*Text extract*.
○ ○ ○
The ethical concepts of my nature, as interpreted in normal human behavior, seemed dulled by the impact of forces beyond control. If it were dementia, it seems odd that my mind was still crystal clear as to every detail of past events. The interpretive functions of my intellect were the parts which seemed to have gone awry. As I see it now, the norm of my conscious thought followed a pattern of oblique distortion which seemed in that hour perfectly lucid and logical. I felt the urge not to brush away the evils and oddities of my existence, but to perversely examine them one by one. I knew they were interesting, and I knew that I would write of them, but in this moment it was Eva I wanted; the woman I had married; my wife, and loved one.
Am I supposed to regard this passage as insincere? This, to clarify, is after the violence. This isn't part of a build towards pulp madness. Pulp madness -- of a quite mad sort, I must admit -- has already occurred. What this is, and what the roughly thirty pages in which this is included is, is a dealing with the insanity section that you don't often find in novels like this, and which I can't interpret as frivolous. I don't know what Paul Dayton Bailey's deal was, and I haven't read any of his other novels. They may offer greater insight into him than Deliver Me from Eva could ever begin to. But pretty clearly, this novel is his big outlier. He wasn't in his twenties when this came out. He was forty. He said right up top that life was loosening his skull-plates. I'm sorry, but I can't see the joke.
○ ○ ○
*Written request 1*.
Answer these questions about the text on Deliver Me from Eva, one per line:
(a) In the quoted passage, whom does the speaker say they wanted "in this moment"?
(b) How old was Paul Dayton Bailey when the novel came out?
(c) About how many pages does the section dealing with insanity run?
*Written request 2*.
Shorten the paragraph of the text on Deliver Me from Eva that begins "Am I supposed to regard this passage as insincere?" while keeping its main facts.
*Written request 3*.
Extend the commentary on Deliver Me from Eva, starting right after its final sentence.
The records play no part in the work.

Stored items:
○ ○ ○
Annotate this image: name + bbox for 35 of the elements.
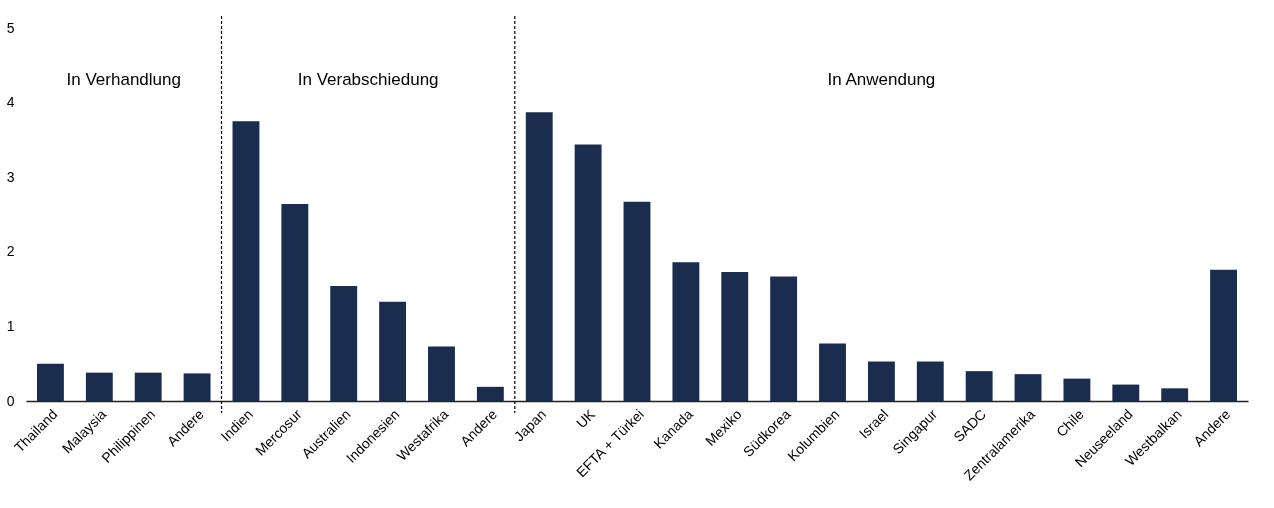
bar — [574, 144, 602, 401]
bar — [1112, 384, 1140, 401]
bar — [379, 301, 407, 401]
bar — [916, 361, 944, 401]
annotation: In Anwendung — [827, 70, 936, 89]
bar — [1161, 388, 1189, 401]
bar — [525, 112, 553, 401]
annotation: In Verabschiedung — [297, 70, 439, 89]
y-tick-label: 1 — [6, 317, 15, 334]
bar — [867, 361, 895, 401]
bar — [965, 371, 993, 401]
annotation: In Verhandlung — [66, 70, 181, 89]
y-tick-label: 5 — [6, 19, 15, 36]
bar — [183, 373, 211, 401]
bar — [134, 372, 162, 401]
bar — [232, 121, 260, 401]
bar — [1014, 374, 1042, 401]
bar — [476, 386, 504, 401]
y-tick-label: 3 — [6, 168, 15, 185]
bar — [1210, 269, 1237, 401]
x-tick-label: UK — [572, 405, 599, 432]
bar — [721, 271, 749, 401]
y-tick-label: 2 — [6, 243, 15, 260]
y-tick-label: 0 — [6, 392, 15, 409]
bar — [85, 372, 113, 401]
bar — [770, 276, 798, 401]
bar — [330, 286, 358, 401]
bar — [428, 346, 455, 401]
bar — [281, 204, 309, 401]
bar — [672, 262, 700, 401]
bar — [819, 343, 846, 401]
y-tick-label: 4 — [6, 94, 15, 111]
bar — [623, 201, 651, 401]
bar — [37, 363, 64, 401]
bar — [1063, 378, 1091, 401]
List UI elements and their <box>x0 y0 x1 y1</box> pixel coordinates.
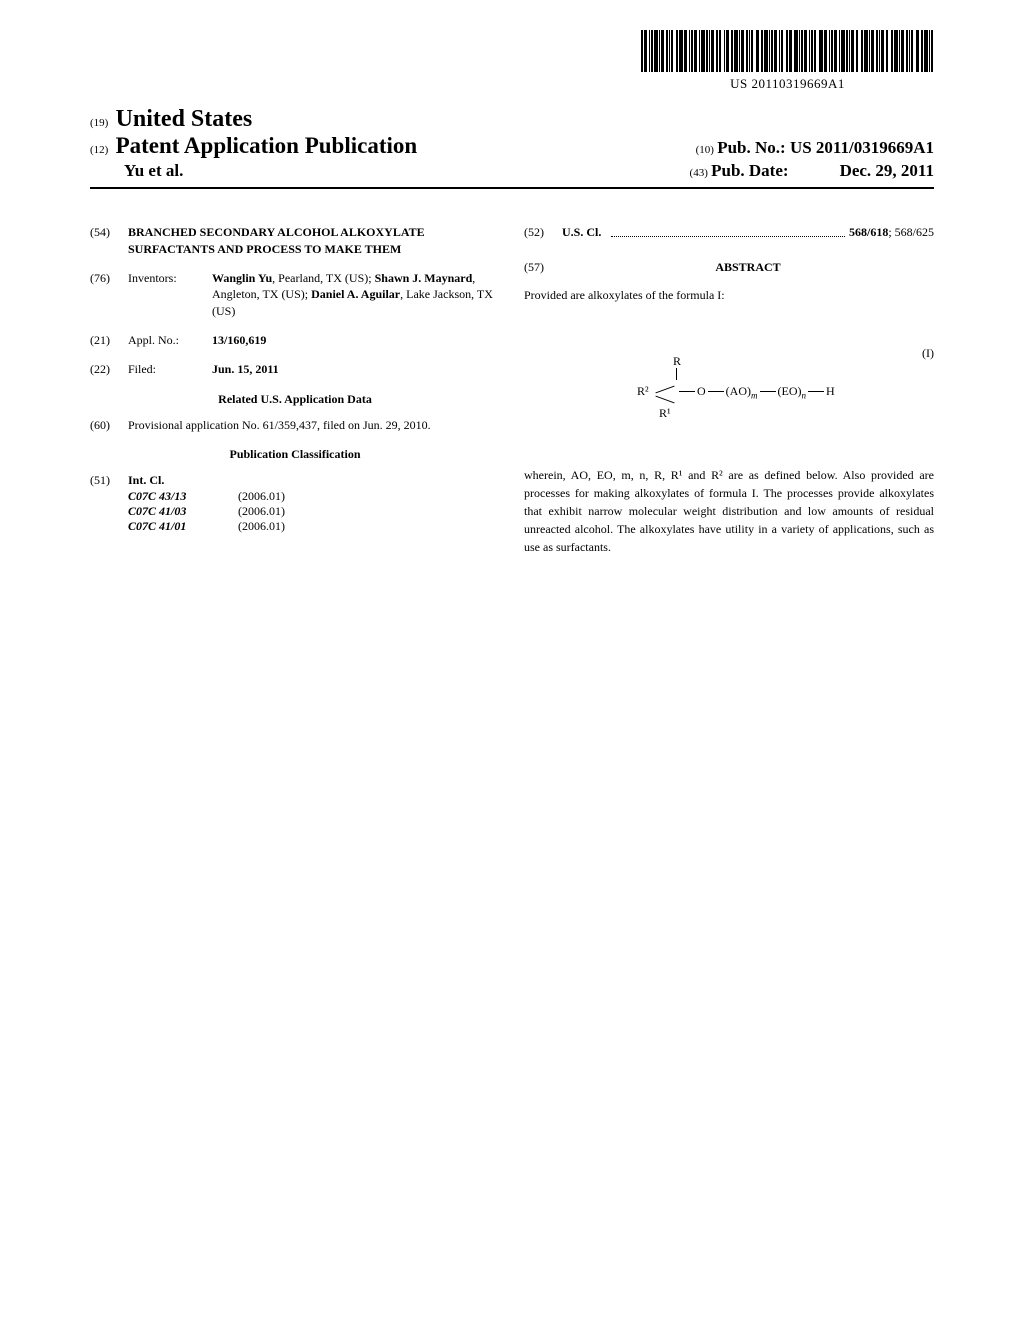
○ ○ ○
*Expected output 1*.
(a) Eva
(b) Forty
(c) Roughly thirty

*Expected output 2*.
The writer asks whether the passage should be read as insincere and rejects that reading. It comes after the violence, once the pulp madness has already happened. It belongs to a roughly thirty-page section on insanity of a kind rarely found in such novels. The writer hasn't read Paul Dayton Bailey's other novels but calls this one his big outlier. Bailey was forty, not in his twenties, when it came out, and he said at the start that life was loosening his skull-plates. The writer can't see the joke.

*Expected output 3*.
So then what is this fucking book about, you might well ask. Okay then. That dedication about loosening skull plates isn't incidental, by the way, because listen, here's this guy, Mark Allard, he's around forty years old, and he's seeing a young woman named Edith Brinkley, the daughter of his law partner. Except when we first meet Mark, who is our narrator in Deliver Me from Eva, he's already thrown Edith over for someone else. For whom? For Eva Craner. To be brief, Mark was drawn away from Edith to Eva for reasons we're not entirely clear on (there's nothing wrong with Edith, we're assured), but basically Eva is hopelessly gorgeous and Mark is swept up. And she tells him that her father, Dr. Craner, is a great man, a genius whose ability to manipulate the craniums of human beings -- because the human skull is divided into hinged segments, which must serve a purpose, yes? -- allow them to achieve feats of great genius. See not just Eva's breathtaking knowledge, but also her brother Osman's accomplishments as a concert pianist. Another step along which path he's about to take when Mark is brought into the family estate, or compound maybe, which Dr. Craner, a man born without legs or ears, has dubbed The Cradle of Light.
There's your set up. And a couple of things, or three things, about that: the title, Deliver Me from Eva, is misleading, because Mark is pulled into this world not because Eva, who he loves so much that he's fled his apparently quite lovely girlfriend, as well as his lucrative job as an attorney, is such a femme fatale. She is in fact not that. Mark is drawn in because of the weird and freakish Dr. Craner. It's this detail that begins to slide Deliver Me from Eva from crime fiction into horror. Because it does always seem to be on the cusp of becoming a crime novel, though it's not that easy to say why. I'd suppose it's because religious cults in California are a rich and thriving -- I won't even say cliche' -- pool into which crime writers have and will always dive. Cults, or even just New Age scams, have been covered by Ross MacDonald, Raymond Chandler, James Ellroy, and pretty much every other crime writer who has staked their ground in L.A. Bailey shifts that to Pasadena. That's where Dr. Craner's estate The Cradle of Light is located, and within that is found the house where Mark and Eva are expected to live. That house is called Thalamus.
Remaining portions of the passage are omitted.